[Box coordinate listings]
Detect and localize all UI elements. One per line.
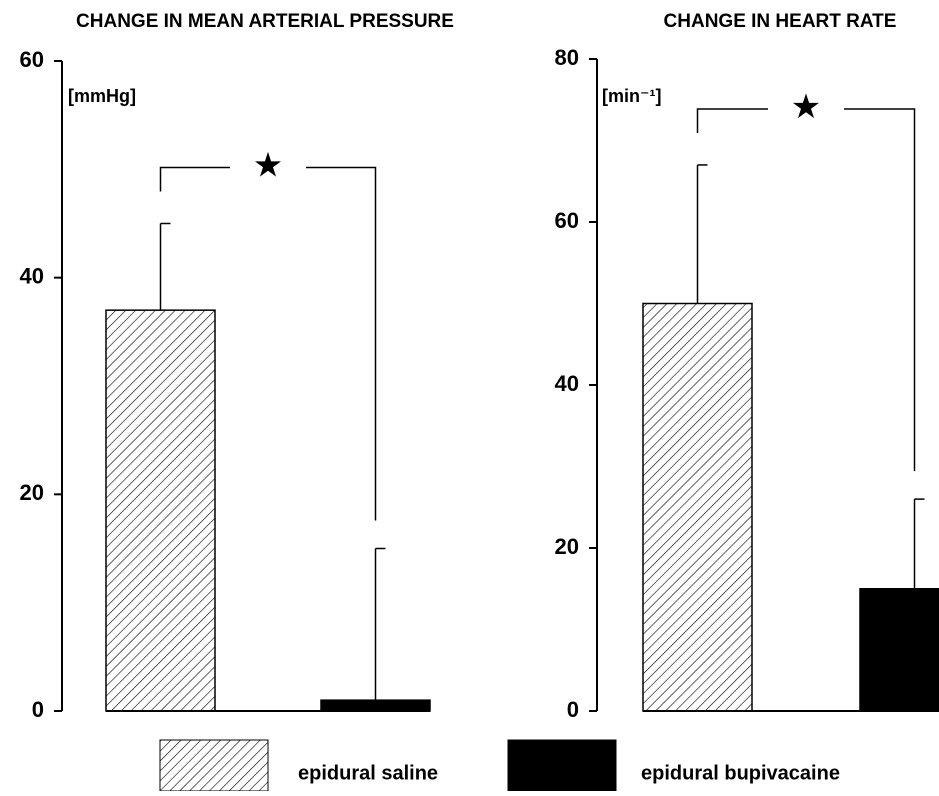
y-tick-label: 80 (555, 45, 579, 70)
y-tick-label: 0 (32, 697, 44, 722)
legend-label: epidural saline (298, 762, 438, 784)
star-gap (230, 162, 306, 173)
y-tick-label: 60 (555, 208, 579, 233)
y-tick-label: 60 (20, 47, 44, 72)
y-tick-label: 0 (567, 697, 579, 722)
annotation: ★ (791, 88, 821, 126)
y-tick-label: 40 (20, 263, 44, 288)
legend-swatch (507, 739, 617, 792)
chart-title: CHANGE IN HEART RATE (664, 11, 897, 32)
y-axis-label: [min⁻¹] (602, 86, 661, 106)
chart-title: CHANGE IN MEAN ARTERIAL PRESSURE (76, 11, 454, 32)
bar (105, 309, 216, 712)
bar (859, 588, 939, 712)
annotation: ★ (253, 146, 283, 184)
y-tick-label: 20 (20, 480, 44, 505)
star-gap (768, 103, 844, 114)
bar (642, 302, 753, 712)
legend-label: epidural bupivacaine (641, 762, 840, 784)
legend-swatch (159, 739, 269, 792)
y-tick-label: 40 (555, 371, 579, 396)
y-axis-label: [mmHg] (68, 86, 136, 106)
y-tick-label: 20 (555, 534, 579, 559)
bar (320, 699, 431, 712)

▸ **EXERCISE**
Return each line of the listing above that contains the string "swatch". Case counts.

▸ **OUTPUT FOR THIS EXERCISE**
legend-swatch (507, 739, 617, 792)
legend-swatch (159, 739, 269, 792)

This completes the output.